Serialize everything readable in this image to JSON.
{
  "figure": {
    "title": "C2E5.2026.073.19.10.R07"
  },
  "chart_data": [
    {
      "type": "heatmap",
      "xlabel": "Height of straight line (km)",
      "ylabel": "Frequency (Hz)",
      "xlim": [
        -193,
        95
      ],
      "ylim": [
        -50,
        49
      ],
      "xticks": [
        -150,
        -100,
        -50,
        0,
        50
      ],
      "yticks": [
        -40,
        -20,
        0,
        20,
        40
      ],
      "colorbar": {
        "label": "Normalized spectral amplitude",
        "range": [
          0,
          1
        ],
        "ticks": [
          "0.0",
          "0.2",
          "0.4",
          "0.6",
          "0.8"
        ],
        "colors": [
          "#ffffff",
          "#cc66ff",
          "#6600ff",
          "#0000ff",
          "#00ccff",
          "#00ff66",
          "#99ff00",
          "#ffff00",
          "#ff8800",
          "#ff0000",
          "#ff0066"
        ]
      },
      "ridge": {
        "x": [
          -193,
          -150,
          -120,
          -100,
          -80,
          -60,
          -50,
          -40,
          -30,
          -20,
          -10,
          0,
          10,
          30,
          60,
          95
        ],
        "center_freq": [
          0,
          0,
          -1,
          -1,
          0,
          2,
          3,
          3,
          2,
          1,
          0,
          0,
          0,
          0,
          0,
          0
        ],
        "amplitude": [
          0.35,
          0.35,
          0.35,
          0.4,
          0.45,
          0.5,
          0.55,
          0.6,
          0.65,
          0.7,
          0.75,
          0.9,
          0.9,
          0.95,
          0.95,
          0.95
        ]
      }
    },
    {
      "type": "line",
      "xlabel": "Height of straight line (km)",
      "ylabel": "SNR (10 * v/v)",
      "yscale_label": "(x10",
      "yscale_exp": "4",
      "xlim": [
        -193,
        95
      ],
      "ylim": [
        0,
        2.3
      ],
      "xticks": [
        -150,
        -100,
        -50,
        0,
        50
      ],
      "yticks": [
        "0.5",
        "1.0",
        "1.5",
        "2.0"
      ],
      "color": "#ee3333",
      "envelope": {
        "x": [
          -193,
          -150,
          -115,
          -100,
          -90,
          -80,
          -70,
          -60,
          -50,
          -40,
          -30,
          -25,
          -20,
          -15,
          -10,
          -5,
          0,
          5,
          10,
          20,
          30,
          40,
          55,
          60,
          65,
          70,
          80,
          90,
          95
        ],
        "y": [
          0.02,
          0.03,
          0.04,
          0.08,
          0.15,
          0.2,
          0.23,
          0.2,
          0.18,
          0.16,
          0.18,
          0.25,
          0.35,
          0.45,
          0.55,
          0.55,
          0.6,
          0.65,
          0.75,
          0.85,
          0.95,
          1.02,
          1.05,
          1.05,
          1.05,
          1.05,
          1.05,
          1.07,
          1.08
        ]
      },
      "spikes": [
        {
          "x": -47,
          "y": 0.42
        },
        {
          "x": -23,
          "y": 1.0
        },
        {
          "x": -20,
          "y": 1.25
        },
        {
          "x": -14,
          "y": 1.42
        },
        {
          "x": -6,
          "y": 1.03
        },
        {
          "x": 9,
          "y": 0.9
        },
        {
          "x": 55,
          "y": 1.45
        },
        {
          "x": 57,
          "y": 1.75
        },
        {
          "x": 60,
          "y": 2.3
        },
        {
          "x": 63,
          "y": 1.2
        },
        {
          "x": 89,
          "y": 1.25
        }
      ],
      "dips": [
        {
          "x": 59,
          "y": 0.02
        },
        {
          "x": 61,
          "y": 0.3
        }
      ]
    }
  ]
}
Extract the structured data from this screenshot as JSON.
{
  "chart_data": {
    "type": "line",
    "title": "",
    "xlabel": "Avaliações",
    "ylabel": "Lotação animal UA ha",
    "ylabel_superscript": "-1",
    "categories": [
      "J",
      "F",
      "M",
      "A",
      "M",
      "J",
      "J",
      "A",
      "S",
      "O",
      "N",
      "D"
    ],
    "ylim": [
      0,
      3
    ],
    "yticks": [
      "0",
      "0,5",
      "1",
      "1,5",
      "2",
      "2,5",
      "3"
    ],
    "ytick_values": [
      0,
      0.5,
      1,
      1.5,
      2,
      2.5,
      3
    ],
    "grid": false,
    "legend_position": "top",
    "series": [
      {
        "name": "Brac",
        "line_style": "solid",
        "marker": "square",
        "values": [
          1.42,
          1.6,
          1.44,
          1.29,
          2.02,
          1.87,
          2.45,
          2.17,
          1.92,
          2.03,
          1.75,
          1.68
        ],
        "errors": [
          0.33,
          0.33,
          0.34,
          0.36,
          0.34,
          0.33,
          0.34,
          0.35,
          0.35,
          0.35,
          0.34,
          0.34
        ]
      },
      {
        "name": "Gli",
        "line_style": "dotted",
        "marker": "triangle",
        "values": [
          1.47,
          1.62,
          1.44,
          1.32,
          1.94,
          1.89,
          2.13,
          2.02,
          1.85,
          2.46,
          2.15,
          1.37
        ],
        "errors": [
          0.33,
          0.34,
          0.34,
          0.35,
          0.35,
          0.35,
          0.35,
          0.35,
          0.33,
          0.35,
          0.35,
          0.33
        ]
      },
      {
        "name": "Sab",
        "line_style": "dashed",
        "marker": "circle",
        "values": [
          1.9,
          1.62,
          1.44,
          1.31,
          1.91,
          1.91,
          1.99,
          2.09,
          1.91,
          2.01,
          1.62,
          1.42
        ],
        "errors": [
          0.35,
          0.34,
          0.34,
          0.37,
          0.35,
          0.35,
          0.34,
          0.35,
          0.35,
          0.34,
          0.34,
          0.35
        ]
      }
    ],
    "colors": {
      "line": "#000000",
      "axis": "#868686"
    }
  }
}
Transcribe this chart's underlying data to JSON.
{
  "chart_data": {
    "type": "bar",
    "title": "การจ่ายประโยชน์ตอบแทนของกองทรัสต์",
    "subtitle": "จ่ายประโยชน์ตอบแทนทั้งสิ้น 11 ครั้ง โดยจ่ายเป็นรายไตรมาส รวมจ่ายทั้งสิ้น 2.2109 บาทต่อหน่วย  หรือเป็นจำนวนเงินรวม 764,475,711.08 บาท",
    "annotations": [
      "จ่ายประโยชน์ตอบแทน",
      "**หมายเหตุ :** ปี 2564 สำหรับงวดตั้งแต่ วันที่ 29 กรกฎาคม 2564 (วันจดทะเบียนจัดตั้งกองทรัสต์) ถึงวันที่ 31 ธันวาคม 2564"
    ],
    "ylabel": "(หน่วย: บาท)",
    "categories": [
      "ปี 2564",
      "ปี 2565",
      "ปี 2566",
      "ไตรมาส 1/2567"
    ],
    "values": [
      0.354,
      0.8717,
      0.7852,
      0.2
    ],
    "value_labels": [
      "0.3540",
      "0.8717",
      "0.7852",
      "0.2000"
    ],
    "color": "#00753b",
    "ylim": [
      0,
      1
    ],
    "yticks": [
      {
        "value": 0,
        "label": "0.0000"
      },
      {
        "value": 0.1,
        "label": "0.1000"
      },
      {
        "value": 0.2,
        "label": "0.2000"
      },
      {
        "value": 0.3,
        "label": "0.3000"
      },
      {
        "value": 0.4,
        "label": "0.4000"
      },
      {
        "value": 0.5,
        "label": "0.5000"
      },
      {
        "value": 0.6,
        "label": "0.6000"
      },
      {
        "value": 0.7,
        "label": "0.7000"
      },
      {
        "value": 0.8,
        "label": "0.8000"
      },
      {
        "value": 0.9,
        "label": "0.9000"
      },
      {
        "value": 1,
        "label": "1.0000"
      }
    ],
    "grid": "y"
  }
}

════════════════════

__The task__: Nothing should be changed: write out all of the data as is.

__Exercise output__:
Serialize everything readable in this image to JSON.
{
  "figure": {
    "title": "C2E5.2026.073.19.10.R07"
  },
  "chart_data": [
    {
      "type": "heatmap",
      "xlabel": "Height of straight line (km)",
      "ylabel": "Frequency (Hz)",
      "xlim": [
        -193,
        95
      ],
      "ylim": [
        -50,
        49
      ],
      "xticks": [
        -150,
        -100,
        -50,
        0,
        50
      ],
      "yticks": [
        -40,
        -20,
        0,
        20,
        40
      ],
      "colorbar": {
        "label": "Normalized spectral amplitude",
        "range": [
          0,
          1
        ],
        "ticks": [
          "0.0",
          "0.2",
          "0.4",
          "0.6",
          "0.8"
        ],
        "colors": [
          "#ffffff",
          "#cc66ff",
          "#6600ff",
          "#0000ff",
          "#00ccff",
          "#00ff66",
          "#99ff00",
          "#ffff00",
          "#ff8800",
          "#ff0000",
          "#ff0066"
        ]
      },
      "ridge": {
        "x": [
          -193,
          -150,
          -120,
          -100,
          -80,
          -60,
          -50,
          -40,
          -30,
          -20,
          -10,
          0,
          10,
          30,
          60,
          95
        ],
        "center_freq": [
          0,
          0,
          -1,
          -1,
          0,
          2,
          3,
          3,
          2,
          1,
          0,
          0,
          0,
          0,
          0,
          0
        ],
        "amplitude": [
          0.35,
          0.35,
          0.35,
          0.4,
          0.45,
          0.5,
          0.55,
          0.6,
          0.65,
          0.7,
          0.75,
          0.9,
          0.9,
          0.95,
          0.95,
          0.95
        ]
      }
    },
    {
      "type": "line",
      "xlabel": "Height of straight line (km)",
      "ylabel": "SNR (10 * v/v)",
      "yscale_label": "(x10",
      "yscale_exp": "4",
      "xlim": [
        -193,
        95
      ],
      "ylim": [
        0,
        2.3
      ],
      "xticks": [
        -150,
        -100,
        -50,
        0,
        50
      ],
      "yticks": [
        "0.5",
        "1.0",
        "1.5",
        "2.0"
      ],
      "color": "#ee3333",
      "envelope": {
        "x": [
          -193,
          -150,
          -115,
          -100,
          -90,
          -80,
          -70,
          -60,
          -50,
          -40,
          -30,
          -25,
          -20,
          -15,
          -10,
          -5,
          0,
          5,
          10,
          20,
          30,
          40,
          55,
          60,
          65,
          70,
          80,
          90,
          95
        ],
        "y": [
          0.02,
          0.03,
          0.04,
          0.08,
          0.15,
          0.2,
          0.23,
          0.2,
          0.18,
          0.16,
          0.18,
          0.25,
          0.35,
          0.45,
          0.55,
          0.55,
          0.6,
          0.65,
          0.75,
          0.85,
          0.95,
          1.02,
          1.05,
          1.05,
          1.05,
          1.05,
          1.05,
          1.07,
          1.08
        ]
      },
      "spikes": [
        {
          "x": -47,
          "y": 0.42
        },
        {
          "x": -23,
          "y": 1.0
        },
        {
          "x": -20,
          "y": 1.25
        },
        {
          "x": -14,
          "y": 1.42
        },
        {
          "x": -6,
          "y": 1.03
        },
        {
          "x": 9,
          "y": 0.9
        },
        {
          "x": 55,
          "y": 1.45
        },
        {
          "x": 57,
          "y": 1.75
        },
        {
          "x": 60,
          "y": 2.3
        },
        {
          "x": 63,
          "y": 1.2
        },
        {
          "x": 89,
          "y": 1.25
        }
      ],
      "dips": [
        {
          "x": 59,
          "y": 0.02
        },
        {
          "x": 61,
          "y": 0.3
        }
      ]
    }
  ]
}
Extract the structured data from this screenshot as JSON.
{
  "chart_data": {
    "type": "line",
    "title": "",
    "xlabel": "Avaliações",
    "ylabel": "Lotação animal UA ha",
    "ylabel_superscript": "-1",
    "categories": [
      "J",
      "F",
      "M",
      "A",
      "M",
      "J",
      "J",
      "A",
      "S",
      "O",
      "N",
      "D"
    ],
    "ylim": [
      0,
      3
    ],
    "yticks": [
      "0",
      "0,5",
      "1",
      "1,5",
      "2",
      "2,5",
      "3"
    ],
    "ytick_values": [
      0,
      0.5,
      1,
      1.5,
      2,
      2.5,
      3
    ],
    "grid": false,
    "legend_position": "top",
    "series": [
      {
        "name": "Brac",
        "line_style": "solid",
        "marker": "square",
        "values": [
          1.42,
          1.6,
          1.44,
          1.29,
          2.02,
          1.87,
          2.45,
          2.17,
          1.92,
          2.03,
          1.75,
          1.68
        ],
        "errors": [
          0.33,
          0.33,
          0.34,
          0.36,
          0.34,
          0.33,
          0.34,
          0.35,
          0.35,
          0.35,
          0.34,
          0.34
        ]
      },
      {
        "name": "Gli",
        "line_style": "dotted",
        "marker": "triangle",
        "values": [
          1.47,
          1.62,
          1.44,
          1.32,
          1.94,
          1.89,
          2.13,
          2.02,
          1.85,
          2.46,
          2.15,
          1.37
        ],
        "errors": [
          0.33,
          0.34,
          0.34,
          0.35,
          0.35,
          0.35,
          0.35,
          0.35,
          0.33,
          0.35,
          0.35,
          0.33
        ]
      },
      {
        "name": "Sab",
        "line_style": "dashed",
        "marker": "circle",
        "values": [
          1.9,
          1.62,
          1.44,
          1.31,
          1.91,
          1.91,
          1.99,
          2.09,
          1.91,
          2.01,
          1.62,
          1.42
        ],
        "errors": [
          0.35,
          0.34,
          0.34,
          0.37,
          0.35,
          0.35,
          0.34,
          0.35,
          0.35,
          0.34,
          0.34,
          0.35
        ]
      }
    ],
    "colors": {
      "line": "#000000",
      "axis": "#868686"
    }
  }
}
Transcribe this chart's underlying data to JSON.
{
  "chart_data": {
    "type": "bar",
    "title": "การจ่ายประโยชน์ตอบแทนของกองทรัสต์",
    "subtitle": "จ่ายประโยชน์ตอบแทนทั้งสิ้น 11 ครั้ง โดยจ่ายเป็นรายไตรมาส รวมจ่ายทั้งสิ้น 2.2109 บาทต่อหน่วย  หรือเป็นจำนวนเงินรวม 764,475,711.08 บาท",
    "annotations": [
      "จ่ายประโยชน์ตอบแทน",
      "**หมายเหตุ :** ปี 2564 สำหรับงวดตั้งแต่ วันที่ 29 กรกฎาคม 2564 (วันจดทะเบียนจัดตั้งกองทรัสต์) ถึงวันที่ 31 ธันวาคม 2564"
    ],
    "ylabel": "(หน่วย: บาท)",
    "categories": [
      "ปี 2564",
      "ปี 2565",
      "ปี 2566",
      "ไตรมาส 1/2567"
    ],
    "values": [
      0.354,
      0.8717,
      0.7852,
      0.2
    ],
    "value_labels": [
      "0.3540",
      "0.8717",
      "0.7852",
      "0.2000"
    ],
    "color": "#00753b",
    "ylim": [
      0,
      1
    ],
    "yticks": [
      {
        "value": 0,
        "label": "0.0000"
      },
      {
        "value": 0.1,
        "label": "0.1000"
      },
      {
        "value": 0.2,
        "label": "0.2000"
      },
      {
        "value": 0.3,
        "label": "0.3000"
      },
      {
        "value": 0.4,
        "label": "0.4000"
      },
      {
        "value": 0.5,
        "label": "0.5000"
      },
      {
        "value": 0.6,
        "label": "0.6000"
      },
      {
        "value": 0.7,
        "label": "0.7000"
      },
      {
        "value": 0.8,
        "label": "0.8000"
      },
      {
        "value": 0.9,
        "label": "0.9000"
      },
      {
        "value": 1,
        "label": "1.0000"
      }
    ],
    "grid": "y"
  }
}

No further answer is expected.